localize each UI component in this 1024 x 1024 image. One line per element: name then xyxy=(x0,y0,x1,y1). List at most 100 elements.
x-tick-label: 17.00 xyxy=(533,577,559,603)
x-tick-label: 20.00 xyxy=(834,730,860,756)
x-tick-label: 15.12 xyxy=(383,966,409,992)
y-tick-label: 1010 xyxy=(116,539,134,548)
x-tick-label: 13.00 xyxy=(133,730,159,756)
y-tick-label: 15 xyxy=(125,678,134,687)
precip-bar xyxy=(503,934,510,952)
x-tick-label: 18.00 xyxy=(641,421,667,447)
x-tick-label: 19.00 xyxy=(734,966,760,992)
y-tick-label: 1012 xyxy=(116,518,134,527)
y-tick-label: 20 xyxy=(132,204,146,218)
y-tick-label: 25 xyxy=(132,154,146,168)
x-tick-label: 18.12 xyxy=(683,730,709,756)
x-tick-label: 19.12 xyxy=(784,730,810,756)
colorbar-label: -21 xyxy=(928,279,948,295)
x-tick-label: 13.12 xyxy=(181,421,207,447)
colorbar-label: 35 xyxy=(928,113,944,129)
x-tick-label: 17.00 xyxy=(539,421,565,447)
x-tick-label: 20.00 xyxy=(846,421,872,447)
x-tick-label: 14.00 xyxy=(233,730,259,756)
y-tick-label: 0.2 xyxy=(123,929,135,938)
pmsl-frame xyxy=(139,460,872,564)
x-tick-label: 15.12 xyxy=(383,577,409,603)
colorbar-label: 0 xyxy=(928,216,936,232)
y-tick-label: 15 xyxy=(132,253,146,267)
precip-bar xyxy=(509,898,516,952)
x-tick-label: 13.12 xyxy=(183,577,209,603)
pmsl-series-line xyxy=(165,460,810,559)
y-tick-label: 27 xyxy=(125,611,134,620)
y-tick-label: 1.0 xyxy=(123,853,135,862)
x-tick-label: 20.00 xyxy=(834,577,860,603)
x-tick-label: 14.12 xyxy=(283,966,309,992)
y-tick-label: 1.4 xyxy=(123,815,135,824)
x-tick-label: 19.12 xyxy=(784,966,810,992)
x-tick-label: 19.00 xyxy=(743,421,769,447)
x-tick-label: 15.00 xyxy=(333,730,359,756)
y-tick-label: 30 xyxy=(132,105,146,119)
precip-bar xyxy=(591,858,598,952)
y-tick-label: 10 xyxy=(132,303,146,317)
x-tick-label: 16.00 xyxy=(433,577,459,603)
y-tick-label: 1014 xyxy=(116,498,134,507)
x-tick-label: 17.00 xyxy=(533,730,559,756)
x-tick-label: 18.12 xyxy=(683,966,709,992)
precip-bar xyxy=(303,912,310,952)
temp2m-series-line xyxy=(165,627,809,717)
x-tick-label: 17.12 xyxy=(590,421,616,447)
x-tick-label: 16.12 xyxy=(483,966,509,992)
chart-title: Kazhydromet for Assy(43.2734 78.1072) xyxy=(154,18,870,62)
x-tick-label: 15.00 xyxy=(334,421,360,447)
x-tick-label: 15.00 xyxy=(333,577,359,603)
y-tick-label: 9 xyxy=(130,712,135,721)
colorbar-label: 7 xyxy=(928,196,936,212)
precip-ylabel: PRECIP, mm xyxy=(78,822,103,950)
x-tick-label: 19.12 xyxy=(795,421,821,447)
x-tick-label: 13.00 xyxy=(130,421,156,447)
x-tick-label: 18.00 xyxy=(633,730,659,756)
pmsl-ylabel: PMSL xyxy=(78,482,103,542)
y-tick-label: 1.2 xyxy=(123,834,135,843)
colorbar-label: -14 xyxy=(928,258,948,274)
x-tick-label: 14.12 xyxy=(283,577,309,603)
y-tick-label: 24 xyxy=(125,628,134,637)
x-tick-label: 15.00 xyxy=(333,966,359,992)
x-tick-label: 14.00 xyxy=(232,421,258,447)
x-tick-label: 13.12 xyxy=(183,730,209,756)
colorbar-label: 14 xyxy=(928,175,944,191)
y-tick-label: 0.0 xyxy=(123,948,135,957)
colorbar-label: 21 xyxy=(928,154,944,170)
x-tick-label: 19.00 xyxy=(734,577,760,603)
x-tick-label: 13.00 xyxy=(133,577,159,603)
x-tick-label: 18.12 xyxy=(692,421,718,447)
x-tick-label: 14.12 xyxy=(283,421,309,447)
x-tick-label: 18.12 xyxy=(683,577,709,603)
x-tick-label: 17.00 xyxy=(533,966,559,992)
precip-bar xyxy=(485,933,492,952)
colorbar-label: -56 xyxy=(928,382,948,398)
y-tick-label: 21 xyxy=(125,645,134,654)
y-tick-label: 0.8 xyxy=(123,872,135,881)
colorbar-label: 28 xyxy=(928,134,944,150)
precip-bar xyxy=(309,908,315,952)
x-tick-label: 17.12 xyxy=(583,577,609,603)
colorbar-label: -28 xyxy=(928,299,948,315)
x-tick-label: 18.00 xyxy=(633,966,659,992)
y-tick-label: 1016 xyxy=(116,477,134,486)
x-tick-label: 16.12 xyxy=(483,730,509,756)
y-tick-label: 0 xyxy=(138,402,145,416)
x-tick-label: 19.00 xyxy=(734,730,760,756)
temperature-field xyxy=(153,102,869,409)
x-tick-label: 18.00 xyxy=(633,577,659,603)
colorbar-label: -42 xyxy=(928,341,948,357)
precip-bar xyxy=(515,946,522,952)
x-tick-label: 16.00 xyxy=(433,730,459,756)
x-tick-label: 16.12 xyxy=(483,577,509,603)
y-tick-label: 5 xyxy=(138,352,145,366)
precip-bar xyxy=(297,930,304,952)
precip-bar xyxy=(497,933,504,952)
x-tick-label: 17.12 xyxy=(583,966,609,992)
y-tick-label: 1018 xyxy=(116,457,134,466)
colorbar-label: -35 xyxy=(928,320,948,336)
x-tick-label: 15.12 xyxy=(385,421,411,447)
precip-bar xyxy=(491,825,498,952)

_ _ _ _ _

● INSTRUCTIONS TO FOLLOW: Copy out every line of the records above without changing any character.

● SOLUTION FOR THIS TASK:
localize each UI component in this 1024 x 1024 image. One line per element: name then xyxy=(x0,y0,x1,y1). List at most 100 elements.
x-tick-label: 17.00 xyxy=(533,577,559,603)
x-tick-label: 20.00 xyxy=(834,730,860,756)
x-tick-label: 15.12 xyxy=(383,966,409,992)
y-tick-label: 1010 xyxy=(116,539,134,548)
x-tick-label: 13.00 xyxy=(133,730,159,756)
y-tick-label: 15 xyxy=(125,678,134,687)
precip-bar xyxy=(503,934,510,952)
x-tick-label: 18.00 xyxy=(641,421,667,447)
x-tick-label: 19.00 xyxy=(734,966,760,992)
y-tick-label: 1012 xyxy=(116,518,134,527)
y-tick-label: 20 xyxy=(132,204,146,218)
y-tick-label: 25 xyxy=(132,154,146,168)
x-tick-label: 18.12 xyxy=(683,730,709,756)
x-tick-label: 19.12 xyxy=(784,730,810,756)
colorbar-label: -21 xyxy=(928,279,948,295)
x-tick-label: 13.12 xyxy=(181,421,207,447)
colorbar-label: 35 xyxy=(928,113,944,129)
x-tick-label: 17.00 xyxy=(539,421,565,447)
x-tick-label: 20.00 xyxy=(846,421,872,447)
x-tick-label: 14.00 xyxy=(233,730,259,756)
y-tick-label: 0.2 xyxy=(123,929,135,938)
pmsl-frame xyxy=(139,460,872,564)
x-tick-label: 15.12 xyxy=(383,577,409,603)
colorbar-label: 0 xyxy=(928,216,936,232)
y-tick-label: 15 xyxy=(132,253,146,267)
precip-bar xyxy=(509,898,516,952)
x-tick-label: 13.12 xyxy=(183,577,209,603)
pmsl-series-line xyxy=(165,460,810,559)
y-tick-label: 27 xyxy=(125,611,134,620)
y-tick-label: 1.0 xyxy=(123,853,135,862)
x-tick-label: 20.00 xyxy=(834,577,860,603)
x-tick-label: 14.12 xyxy=(283,966,309,992)
y-tick-label: 1.4 xyxy=(123,815,135,824)
x-tick-label: 19.12 xyxy=(784,966,810,992)
x-tick-label: 19.00 xyxy=(743,421,769,447)
x-tick-label: 15.00 xyxy=(333,730,359,756)
y-tick-label: 30 xyxy=(132,105,146,119)
precip-bar xyxy=(591,858,598,952)
y-tick-label: 10 xyxy=(132,303,146,317)
x-tick-label: 16.00 xyxy=(433,577,459,603)
y-tick-label: 1014 xyxy=(116,498,134,507)
x-tick-label: 17.00 xyxy=(533,730,559,756)
x-tick-label: 18.12 xyxy=(683,966,709,992)
precip-bar xyxy=(303,912,310,952)
temp2m-series-line xyxy=(165,627,809,717)
x-tick-label: 17.12 xyxy=(590,421,616,447)
x-tick-label: 16.12 xyxy=(483,966,509,992)
chart-title: Kazhydromet for Assy(43.2734 78.1072) xyxy=(154,18,870,62)
x-tick-label: 15.00 xyxy=(334,421,360,447)
x-tick-label: 15.00 xyxy=(333,577,359,603)
y-tick-label: 9 xyxy=(130,712,135,721)
colorbar-label: 7 xyxy=(928,196,936,212)
precip-ylabel: PRECIP, mm xyxy=(78,822,103,950)
x-tick-label: 19.12 xyxy=(795,421,821,447)
x-tick-label: 13.00 xyxy=(130,421,156,447)
x-tick-label: 18.00 xyxy=(633,730,659,756)
pmsl-ylabel: PMSL xyxy=(78,482,103,542)
y-tick-label: 1.2 xyxy=(123,834,135,843)
colorbar-label: -14 xyxy=(928,258,948,274)
x-tick-label: 14.12 xyxy=(283,577,309,603)
y-tick-label: 24 xyxy=(125,628,134,637)
x-tick-label: 15.00 xyxy=(333,966,359,992)
x-tick-label: 14.00 xyxy=(232,421,258,447)
x-tick-label: 13.12 xyxy=(183,730,209,756)
colorbar-label: 14 xyxy=(928,175,944,191)
y-tick-label: 0.0 xyxy=(123,948,135,957)
colorbar-label: 21 xyxy=(928,154,944,170)
x-tick-label: 19.00 xyxy=(734,577,760,603)
x-tick-label: 13.00 xyxy=(133,577,159,603)
x-tick-label: 18.12 xyxy=(692,421,718,447)
x-tick-label: 14.12 xyxy=(283,421,309,447)
x-tick-label: 18.12 xyxy=(683,577,709,603)
x-tick-label: 17.00 xyxy=(533,966,559,992)
precip-bar xyxy=(485,933,492,952)
colorbar-label: -56 xyxy=(928,382,948,398)
y-tick-label: 21 xyxy=(125,645,134,654)
y-tick-label: 0.8 xyxy=(123,872,135,881)
colorbar-label: 28 xyxy=(928,134,944,150)
precip-bar xyxy=(309,908,315,952)
x-tick-label: 17.12 xyxy=(583,577,609,603)
colorbar-label: -28 xyxy=(928,299,948,315)
x-tick-label: 18.00 xyxy=(633,966,659,992)
y-tick-label: 1016 xyxy=(116,477,134,486)
x-tick-label: 16.12 xyxy=(483,730,509,756)
y-tick-label: 0 xyxy=(138,402,145,416)
x-tick-label: 19.00 xyxy=(734,730,760,756)
temperature-field xyxy=(153,102,869,409)
x-tick-label: 18.00 xyxy=(633,577,659,603)
colorbar-label: -42 xyxy=(928,341,948,357)
precip-bar xyxy=(515,946,522,952)
x-tick-label: 16.00 xyxy=(433,730,459,756)
x-tick-label: 16.12 xyxy=(483,577,509,603)
y-tick-label: 5 xyxy=(138,352,145,366)
precip-bar xyxy=(297,930,304,952)
precip-bar xyxy=(497,933,504,952)
x-tick-label: 17.12 xyxy=(583,966,609,992)
y-tick-label: 1018 xyxy=(116,457,134,466)
colorbar-label: -35 xyxy=(928,320,948,336)
x-tick-label: 15.12 xyxy=(385,421,411,447)
precip-bar xyxy=(491,825,498,952)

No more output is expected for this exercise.